**Job:** Your task is to output the listing word for word, with pictures excluded.

**Records to use:**

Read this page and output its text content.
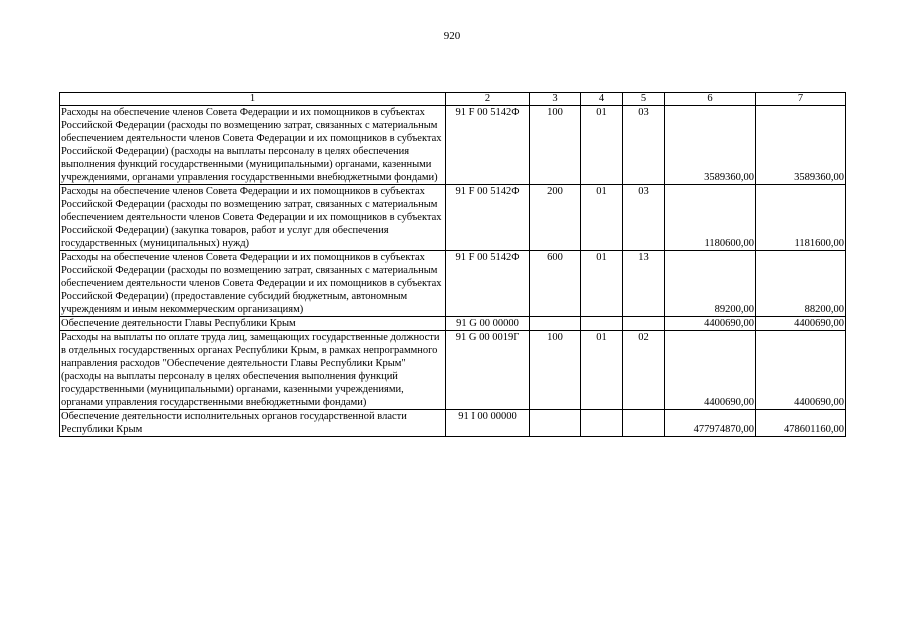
920
1	2	3	4	5	6	7
Расходы на обеспечение членов Совета Федерации и их помощников в субъектах Российской Федерации (расходы по возмещению затрат, связанных с материальным обеспечением деятельности членов Совета Федерации и их помощников в субъектах Российской Федерации) (расходы на выплаты персоналу в целях обеспечения выполнения функций государственными (муниципальными) органами, казенными учреждениями, органами управления государственными внебюджетными фондами)	91 F 00 5142Ф	100	01	03	3589360,00	3589360,00
Расходы на обеспечение членов Совета Федерации и их помощников в субъектах Российской Федерации (расходы по возмещению затрат, связанных с материальным обеспечением деятельности членов Совета Федерации и их помощников в субъектах Российской Федерации) (закупка товаров, работ и услуг для обеспечения государственных (муниципальных) нужд)	91 F 00 5142Ф	200	01	03	1180600,00	1181600,00
Расходы на обеспечение членов Совета Федерации и их помощников в субъектах Российской Федерации (расходы по возмещению затрат, связанных с материальным обеспечением деятельности членов Совета Федерации и их помощников в субъектах Российской Федерации) (предоставление субсидий бюджетным, автономным учреждениям и иным некоммерческим организациям)	91 F 00 5142Ф	600	01	13	89200,00	88200,00
Обеспечение деятельности Главы Республики Крым	91 G 00 00000				4400690,00	4400690,00
Расходы на выплаты по оплате труда лиц, замещающих государственные должности в отдельных государственных органах Республики Крым, в рамках непрограммного направления расходов "Обеспечение деятельности Главы Республики Крым" (расходы на выплаты персоналу в целях обеспечения выполнения функций государственными (муниципальными) органами, казенными учреждениями, органами управления государственными внебюджетными фондами)	91 G 00 0019Г	100	01	02	4400690,00	4400690,00
Обеспечение деятельности исполнительных органов государственной власти Республики Крым	91 I 00 00000				477974870,00	478601160,00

**Finished task:**
Read this page and output its text content.
920
1	2	3	4	5	6	7
Расходы на обеспечение членов Совета Федерации и их помощников в субъектах Российской Федерации (расходы по возмещению затрат, связанных с материальным обеспечением деятельности членов Совета Федерации и их помощников в субъектах Российской Федерации) (расходы на выплаты персоналу в целях обеспечения выполнения функций государственными (муниципальными) органами, казенными учреждениями, органами управления государственными внебюджетными фондами)	91 F 00 5142Ф	100	01	03	3589360,00	3589360,00
Расходы на обеспечение членов Совета Федерации и их помощников в субъектах Российской Федерации (расходы по возмещению затрат, связанных с материальным обеспечением деятельности членов Совета Федерации и их помощников в субъектах Российской Федерации) (закупка товаров, работ и услуг для обеспечения государственных (муниципальных) нужд)	91 F 00 5142Ф	200	01	03	1180600,00	1181600,00
Расходы на обеспечение членов Совета Федерации и их помощников в субъектах Российской Федерации (расходы по возмещению затрат, связанных с материальным обеспечением деятельности членов Совета Федерации и их помощников в субъектах Российской Федерации) (предоставление субсидий бюджетным, автономным учреждениям и иным некоммерческим организациям)	91 F 00 5142Ф	600	01	13	89200,00	88200,00
Обеспечение деятельности Главы Республики Крым	91 G 00 00000				4400690,00	4400690,00
Расходы на выплаты по оплате труда лиц, замещающих государственные должности в отдельных государственных органах Республики Крым, в рамках непрограммного направления расходов "Обеспечение деятельности Главы Республики Крым" (расходы на выплаты персоналу в целях обеспечения выполнения функций государственными (муниципальными) органами, казенными учреждениями, органами управления государственными внебюджетными фондами)	91 G 00 0019Г	100	01	02	4400690,00	4400690,00
Обеспечение деятельности исполнительных органов государственной власти Республики Крым	91 I 00 00000				477974870,00	478601160,00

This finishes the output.